▶ [Required task]:
Check each line of the listing for the string "placement", then state how many lines have it. Only the number is wanted.

▶ [Records for this task]:

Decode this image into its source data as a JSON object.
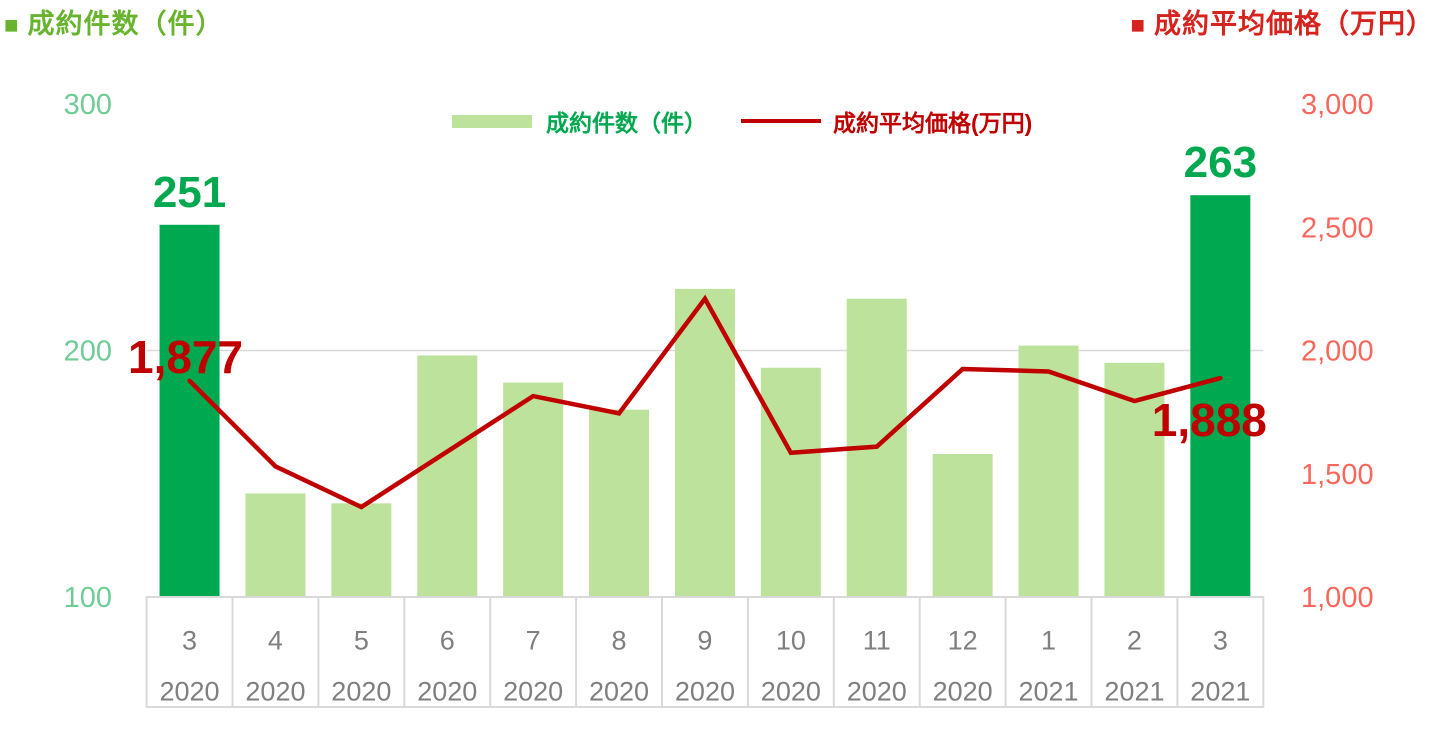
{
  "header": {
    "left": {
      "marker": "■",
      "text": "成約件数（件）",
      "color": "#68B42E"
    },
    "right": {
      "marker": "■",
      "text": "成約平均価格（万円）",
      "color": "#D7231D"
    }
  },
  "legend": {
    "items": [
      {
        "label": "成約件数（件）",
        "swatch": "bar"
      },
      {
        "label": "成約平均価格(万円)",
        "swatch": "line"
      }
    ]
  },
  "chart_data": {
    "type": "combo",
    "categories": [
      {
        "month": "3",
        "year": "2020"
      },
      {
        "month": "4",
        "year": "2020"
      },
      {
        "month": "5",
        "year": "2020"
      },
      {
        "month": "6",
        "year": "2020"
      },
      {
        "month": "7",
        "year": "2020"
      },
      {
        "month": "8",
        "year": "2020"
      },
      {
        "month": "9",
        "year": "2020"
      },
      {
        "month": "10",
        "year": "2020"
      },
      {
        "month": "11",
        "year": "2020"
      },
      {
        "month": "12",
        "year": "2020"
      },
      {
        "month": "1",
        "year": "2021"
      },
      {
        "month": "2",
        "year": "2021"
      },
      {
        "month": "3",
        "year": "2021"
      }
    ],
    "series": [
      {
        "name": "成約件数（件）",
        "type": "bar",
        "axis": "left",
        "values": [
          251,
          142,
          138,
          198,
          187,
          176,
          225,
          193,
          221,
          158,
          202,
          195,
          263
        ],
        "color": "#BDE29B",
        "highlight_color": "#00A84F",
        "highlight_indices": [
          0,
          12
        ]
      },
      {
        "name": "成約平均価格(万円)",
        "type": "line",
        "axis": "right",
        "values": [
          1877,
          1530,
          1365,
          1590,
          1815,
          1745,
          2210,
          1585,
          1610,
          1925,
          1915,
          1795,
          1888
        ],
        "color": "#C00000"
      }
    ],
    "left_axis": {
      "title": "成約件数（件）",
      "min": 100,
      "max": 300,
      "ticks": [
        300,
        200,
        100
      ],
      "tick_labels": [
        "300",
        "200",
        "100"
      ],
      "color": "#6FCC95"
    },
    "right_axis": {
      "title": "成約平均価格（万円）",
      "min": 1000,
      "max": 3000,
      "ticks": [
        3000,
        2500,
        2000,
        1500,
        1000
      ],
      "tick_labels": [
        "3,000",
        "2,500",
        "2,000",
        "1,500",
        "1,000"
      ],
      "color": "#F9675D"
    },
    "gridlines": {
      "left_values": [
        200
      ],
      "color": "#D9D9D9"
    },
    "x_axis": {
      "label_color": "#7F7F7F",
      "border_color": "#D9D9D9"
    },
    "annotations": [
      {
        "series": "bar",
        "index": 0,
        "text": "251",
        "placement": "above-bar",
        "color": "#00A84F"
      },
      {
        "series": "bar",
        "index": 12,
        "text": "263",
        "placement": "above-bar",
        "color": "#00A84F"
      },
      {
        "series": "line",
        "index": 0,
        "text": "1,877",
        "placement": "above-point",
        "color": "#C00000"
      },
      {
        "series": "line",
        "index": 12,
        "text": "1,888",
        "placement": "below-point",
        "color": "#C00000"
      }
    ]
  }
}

* * *

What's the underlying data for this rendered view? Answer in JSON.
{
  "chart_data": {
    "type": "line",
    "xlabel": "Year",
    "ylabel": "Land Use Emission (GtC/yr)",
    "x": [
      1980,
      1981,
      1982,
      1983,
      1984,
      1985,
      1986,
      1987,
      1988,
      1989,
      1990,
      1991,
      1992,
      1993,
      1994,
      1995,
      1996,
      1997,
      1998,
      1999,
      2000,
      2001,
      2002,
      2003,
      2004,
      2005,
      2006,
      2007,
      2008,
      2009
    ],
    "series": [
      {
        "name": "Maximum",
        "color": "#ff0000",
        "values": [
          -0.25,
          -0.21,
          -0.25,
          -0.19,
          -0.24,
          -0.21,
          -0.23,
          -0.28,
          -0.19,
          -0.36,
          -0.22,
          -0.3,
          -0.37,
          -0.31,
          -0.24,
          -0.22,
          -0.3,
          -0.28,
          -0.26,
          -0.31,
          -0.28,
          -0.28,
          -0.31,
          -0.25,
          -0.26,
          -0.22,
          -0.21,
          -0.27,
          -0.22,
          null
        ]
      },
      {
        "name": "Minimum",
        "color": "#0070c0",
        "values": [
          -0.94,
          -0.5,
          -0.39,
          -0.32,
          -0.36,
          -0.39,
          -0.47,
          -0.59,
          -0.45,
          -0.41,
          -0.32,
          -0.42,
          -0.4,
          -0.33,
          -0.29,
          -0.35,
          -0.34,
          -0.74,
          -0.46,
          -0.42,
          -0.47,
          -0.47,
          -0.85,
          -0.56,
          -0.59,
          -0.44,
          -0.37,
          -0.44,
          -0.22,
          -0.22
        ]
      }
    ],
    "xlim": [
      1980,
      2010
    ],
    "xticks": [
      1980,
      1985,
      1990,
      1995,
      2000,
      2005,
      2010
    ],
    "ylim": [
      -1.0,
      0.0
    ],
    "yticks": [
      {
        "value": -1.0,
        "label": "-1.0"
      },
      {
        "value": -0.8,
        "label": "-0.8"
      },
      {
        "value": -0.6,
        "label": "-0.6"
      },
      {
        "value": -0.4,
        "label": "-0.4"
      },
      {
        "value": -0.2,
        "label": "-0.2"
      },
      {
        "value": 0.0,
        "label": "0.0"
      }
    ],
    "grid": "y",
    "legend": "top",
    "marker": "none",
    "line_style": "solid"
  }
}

▶ [Exercise result]:
4